**Exercise brief**
Copy out every line of the records below word for word, leaving out the pictures.

Layout coordinate data:
※
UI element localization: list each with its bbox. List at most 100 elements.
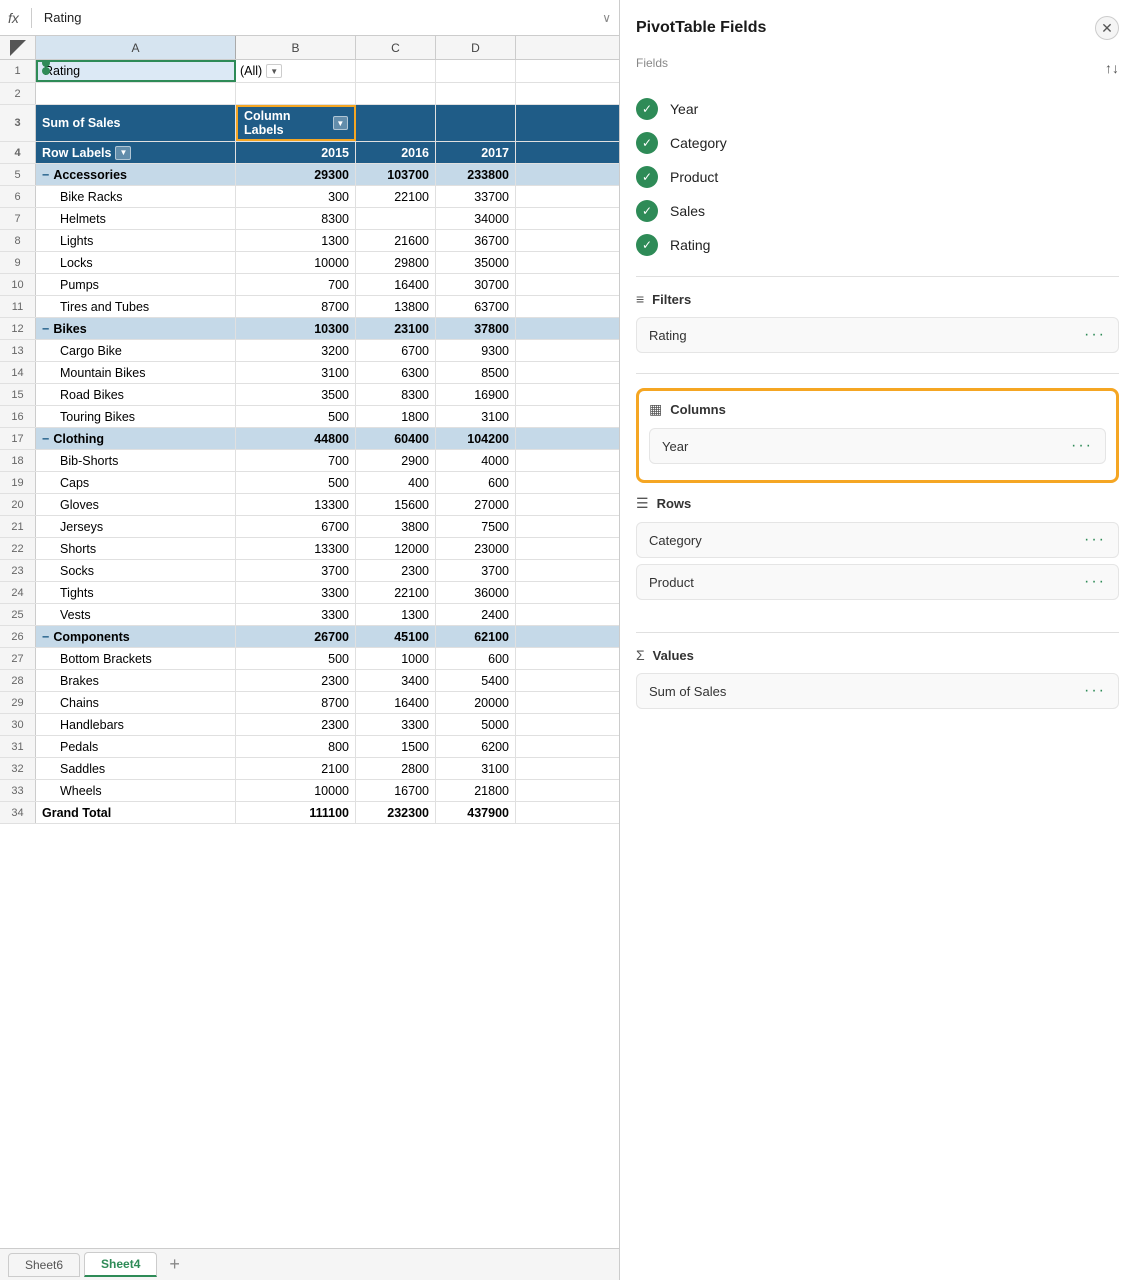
column-labels-cell[interactable]: Column Labels ▼ — [236, 105, 356, 141]
filters-icon: ≡ — [636, 291, 644, 307]
cell-3d — [436, 105, 516, 141]
cell-28d: 5400 — [436, 670, 516, 691]
values-section-label: Values — [653, 648, 694, 663]
row-item-product[interactable]: Product ··· — [636, 564, 1119, 600]
table-row: 14 Mountain Bikes 3100 6300 8500 — [0, 362, 619, 384]
filter-item-rating-menu-icon[interactable]: ··· — [1084, 326, 1106, 344]
field-item-rating[interactable]: ✓ Rating — [636, 228, 1119, 262]
cell-1c — [356, 60, 436, 82]
value-item-sum-of-sales-menu-icon[interactable]: ··· — [1084, 682, 1106, 700]
field-item-sales[interactable]: ✓ Sales — [636, 194, 1119, 228]
cell-32b: 2100 — [236, 758, 356, 779]
field-checkbox-sales[interactable]: ✓ — [636, 200, 658, 222]
table-row: 22 Shorts 13300 12000 23000 — [0, 538, 619, 560]
cell-4d: 2017 — [436, 142, 516, 163]
row-num-25: 25 — [0, 604, 36, 625]
row-labels-dropdown-icon[interactable]: ▼ — [115, 146, 131, 160]
table-row: 13 Cargo Bike 3200 6700 9300 — [0, 340, 619, 362]
fx-icon: fx — [8, 10, 19, 26]
cell-31b: 800 — [236, 736, 356, 757]
cell-16c: 1800 — [356, 406, 436, 427]
cell-4b: 2015 — [236, 142, 356, 163]
field-checkbox-year[interactable]: ✓ — [636, 98, 658, 120]
row-item-category-menu-icon[interactable]: ··· — [1084, 531, 1106, 549]
cell-13b: 3200 — [236, 340, 356, 361]
col-header-d[interactable]: D — [436, 36, 516, 59]
filter-item-rating[interactable]: Rating ··· — [636, 317, 1119, 353]
cell-5b: 29300 — [236, 164, 356, 185]
cell-24c: 22100 — [356, 582, 436, 603]
cell-25a: Vests — [36, 604, 236, 625]
cell-29c: 16400 — [356, 692, 436, 713]
row-num-10: 10 — [0, 274, 36, 295]
table-row: 3 Sum of Sales Column Labels ▼ — [0, 105, 619, 142]
cell-4a[interactable]: Row Labels ▼ — [36, 142, 236, 163]
row-num-6: 6 — [0, 186, 36, 207]
cell-27c: 1000 — [356, 648, 436, 669]
col-header-b[interactable]: B — [236, 36, 356, 59]
row-item-product-menu-icon[interactable]: ··· — [1084, 573, 1106, 591]
row-num-1: 1 — [0, 60, 36, 82]
row-num-30: 30 — [0, 714, 36, 735]
sheet-tab-sheet4[interactable]: Sheet4 — [84, 1252, 157, 1277]
table-row: 29 Chains 8700 16400 20000 — [0, 692, 619, 714]
field-checkbox-rating[interactable]: ✓ — [636, 234, 658, 256]
cell-31c: 1500 — [356, 736, 436, 757]
cell-30c: 3300 — [356, 714, 436, 735]
cell-28b: 2300 — [236, 670, 356, 691]
rows-section: ☰ Rows Category ··· Product ··· — [636, 495, 1119, 606]
table-row: 23 Socks 3700 2300 3700 — [0, 560, 619, 582]
cell-2c — [356, 83, 436, 104]
add-sheet-button[interactable]: + — [161, 1254, 188, 1275]
cell-18d: 4000 — [436, 450, 516, 471]
cell-19c: 400 — [356, 472, 436, 493]
cell-22b: 13300 — [236, 538, 356, 559]
cell-1b[interactable]: (All) ▼ — [236, 60, 356, 82]
row-num-5: 5 — [0, 164, 36, 185]
cell-1a[interactable]: Rating — [36, 60, 236, 82]
field-checkbox-product[interactable]: ✓ — [636, 166, 658, 188]
close-pivot-panel-button[interactable]: ✕ — [1095, 16, 1119, 40]
cell-23a: Socks — [36, 560, 236, 581]
cell-22d: 23000 — [436, 538, 516, 559]
col-header-c[interactable]: C — [356, 36, 436, 59]
column-item-year[interactable]: Year ··· — [649, 428, 1106, 464]
field-checkbox-category[interactable]: ✓ — [636, 132, 658, 154]
cell-26c: 45100 — [356, 626, 436, 647]
rows-section-label: Rows — [657, 496, 692, 511]
cell-25d: 2400 — [436, 604, 516, 625]
filter-value: (All) — [240, 64, 262, 78]
col-header-a[interactable]: A — [36, 36, 236, 59]
column-item-year-menu-icon[interactable]: ··· — [1071, 437, 1093, 455]
table-row: 10 Pumps 700 16400 30700 — [0, 274, 619, 296]
cell-27d: 600 — [436, 648, 516, 669]
row-num-31: 31 — [0, 736, 36, 757]
field-item-year[interactable]: ✓ Year — [636, 92, 1119, 126]
cell-33a: Wheels — [36, 780, 236, 801]
cell-8d: 36700 — [436, 230, 516, 251]
table-row: 27 Bottom Brackets 500 1000 600 — [0, 648, 619, 670]
pivot-panel-title: PivotTable Fields — [636, 19, 766, 37]
cell-30a: Handlebars — [36, 714, 236, 735]
sort-fields-icon[interactable]: ↑↓ — [1105, 60, 1119, 76]
column-labels-dropdown-icon[interactable]: ▼ — [333, 116, 348, 130]
cell-19b: 500 — [236, 472, 356, 493]
formula-dropdown-icon[interactable]: ∨ — [602, 11, 611, 25]
cell-32c: 2800 — [356, 758, 436, 779]
table-row: 33 Wheels 10000 16700 21800 — [0, 780, 619, 802]
value-item-sum-of-sales[interactable]: Sum of Sales ··· — [636, 673, 1119, 709]
field-item-product[interactable]: ✓ Product — [636, 160, 1119, 194]
cell-15d: 16900 — [436, 384, 516, 405]
divider-2 — [636, 373, 1119, 374]
sheet-tab-sheet6[interactable]: Sheet6 — [8, 1253, 80, 1277]
row-item-category[interactable]: Category ··· — [636, 522, 1119, 558]
filter-dropdown-icon[interactable]: ▼ — [266, 64, 282, 78]
cell-17a: −Clothing — [36, 428, 236, 449]
cell-11d: 63700 — [436, 296, 516, 317]
row-num-20: 20 — [0, 494, 36, 515]
field-item-category[interactable]: ✓ Category — [636, 126, 1119, 160]
cell-2a — [36, 83, 236, 104]
cell-20b: 13300 — [236, 494, 356, 515]
row-item-product-label: Product — [649, 575, 694, 590]
cell-7d: 34000 — [436, 208, 516, 229]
※
**Task result**
UI element localization: list each with its bbox. List at most 100 elements.
column-labels-cell[interactable]: Column Labels ▼ — [236, 105, 356, 141]
filters-icon: ≡ — [636, 291, 644, 307]
cell-3d — [436, 105, 516, 141]
cell-28d: 5400 — [436, 670, 516, 691]
values-section-label: Values — [653, 648, 694, 663]
row-item-product[interactable]: Product ··· — [636, 564, 1119, 600]
table-row: 14 Mountain Bikes 3100 6300 8500 — [0, 362, 619, 384]
filter-item-rating-menu-icon[interactable]: ··· — [1084, 326, 1106, 344]
field-item-rating[interactable]: ✓ Rating — [636, 228, 1119, 262]
cell-1c — [356, 60, 436, 82]
value-item-sum-of-sales-menu-icon[interactable]: ··· — [1084, 682, 1106, 700]
field-item-sales[interactable]: ✓ Sales — [636, 194, 1119, 228]
cell-32b: 2100 — [236, 758, 356, 779]
field-checkbox-sales[interactable]: ✓ — [636, 200, 658, 222]
table-row: 22 Shorts 13300 12000 23000 — [0, 538, 619, 560]
cell-4d: 2017 — [436, 142, 516, 163]
row-num-25: 25 — [0, 604, 36, 625]
row-labels-dropdown-icon[interactable]: ▼ — [115, 146, 131, 160]
table-row: 13 Cargo Bike 3200 6700 9300 — [0, 340, 619, 362]
fx-icon: fx — [8, 10, 19, 26]
cell-31b: 800 — [236, 736, 356, 757]
cell-16c: 1800 — [356, 406, 436, 427]
cell-4b: 2015 — [236, 142, 356, 163]
field-checkbox-year[interactable]: ✓ — [636, 98, 658, 120]
row-item-category-menu-icon[interactable]: ··· — [1084, 531, 1106, 549]
cell-13b: 3200 — [236, 340, 356, 361]
col-header-d[interactable]: D — [436, 36, 516, 59]
filter-item-rating[interactable]: Rating ··· — [636, 317, 1119, 353]
cell-5b: 29300 — [236, 164, 356, 185]
cell-24c: 22100 — [356, 582, 436, 603]
cell-25a: Vests — [36, 604, 236, 625]
cell-29c: 16400 — [356, 692, 436, 713]
row-num-10: 10 — [0, 274, 36, 295]
table-row: 3 Sum of Sales Column Labels ▼ — [0, 105, 619, 142]
cell-4a[interactable]: Row Labels ▼ — [36, 142, 236, 163]
row-num-6: 6 — [0, 186, 36, 207]
cell-27c: 1000 — [356, 648, 436, 669]
col-header-b[interactable]: B — [236, 36, 356, 59]
row-item-product-menu-icon[interactable]: ··· — [1084, 573, 1106, 591]
row-num-1: 1 — [0, 60, 36, 82]
row-num-30: 30 — [0, 714, 36, 735]
sheet-tab-sheet4[interactable]: Sheet4 — [84, 1252, 157, 1277]
table-row: 29 Chains 8700 16400 20000 — [0, 692, 619, 714]
field-checkbox-rating[interactable]: ✓ — [636, 234, 658, 256]
cell-31c: 1500 — [356, 736, 436, 757]
cell-30c: 3300 — [356, 714, 436, 735]
cell-28b: 2300 — [236, 670, 356, 691]
rows-section: ☰ Rows Category ··· Product ··· — [636, 495, 1119, 606]
table-row: 23 Socks 3700 2300 3700 — [0, 560, 619, 582]
cell-2c — [356, 83, 436, 104]
add-sheet-button[interactable]: + — [161, 1254, 188, 1275]
cell-18d: 4000 — [436, 450, 516, 471]
cell-19c: 400 — [356, 472, 436, 493]
cell-22b: 13300 — [236, 538, 356, 559]
cell-1b[interactable]: (All) ▼ — [236, 60, 356, 82]
row-num-5: 5 — [0, 164, 36, 185]
cell-1a[interactable]: Rating — [36, 60, 236, 82]
field-checkbox-product[interactable]: ✓ — [636, 166, 658, 188]
close-pivot-panel-button[interactable]: ✕ — [1095, 16, 1119, 40]
cell-23a: Socks — [36, 560, 236, 581]
cell-22d: 23000 — [436, 538, 516, 559]
col-header-c[interactable]: C — [356, 36, 436, 59]
column-item-year[interactable]: Year ··· — [649, 428, 1106, 464]
field-checkbox-category[interactable]: ✓ — [636, 132, 658, 154]
cell-26c: 45100 — [356, 626, 436, 647]
rows-section-label: Rows — [657, 496, 692, 511]
cell-25d: 2400 — [436, 604, 516, 625]
filter-value: (All) — [240, 64, 262, 78]
col-header-a[interactable]: A — [36, 36, 236, 59]
column-item-year-menu-icon[interactable]: ··· — [1071, 437, 1093, 455]
table-row: 10 Pumps 700 16400 30700 — [0, 274, 619, 296]
cell-27d: 600 — [436, 648, 516, 669]
row-num-31: 31 — [0, 736, 36, 757]
field-item-year[interactable]: ✓ Year — [636, 92, 1119, 126]
cell-33a: Wheels — [36, 780, 236, 801]
cell-8d: 36700 — [436, 230, 516, 251]
table-row: 27 Bottom Brackets 500 1000 600 — [0, 648, 619, 670]
pivot-panel-title: PivotTable Fields — [636, 19, 766, 37]
cell-30a: Handlebars — [36, 714, 236, 735]
sort-fields-icon[interactable]: ↑↓ — [1105, 60, 1119, 76]
column-labels-dropdown-icon[interactable]: ▼ — [333, 116, 348, 130]
cell-19b: 500 — [236, 472, 356, 493]
formula-dropdown-icon[interactable]: ∨ — [602, 11, 611, 25]
cell-32c: 2800 — [356, 758, 436, 779]
table-row: 33 Wheels 10000 16700 21800 — [0, 780, 619, 802]
value-item-sum-of-sales[interactable]: Sum of Sales ··· — [636, 673, 1119, 709]
field-item-product[interactable]: ✓ Product — [636, 160, 1119, 194]
cell-15d: 16900 — [436, 384, 516, 405]
divider-2 — [636, 373, 1119, 374]
sheet-tab-sheet6[interactable]: Sheet6 — [8, 1253, 80, 1277]
row-item-category[interactable]: Category ··· — [636, 522, 1119, 558]
filter-dropdown-icon[interactable]: ▼ — [266, 64, 282, 78]
cell-17a: −Clothing — [36, 428, 236, 449]
cell-11d: 63700 — [436, 296, 516, 317]
row-num-20: 20 — [0, 494, 36, 515]
field-item-category[interactable]: ✓ Category — [636, 126, 1119, 160]
cell-2a — [36, 83, 236, 104]
cell-20b: 13300 — [236, 494, 356, 515]
row-item-product-label: Product — [649, 575, 694, 590]
cell-7d: 34000 — [436, 208, 516, 229]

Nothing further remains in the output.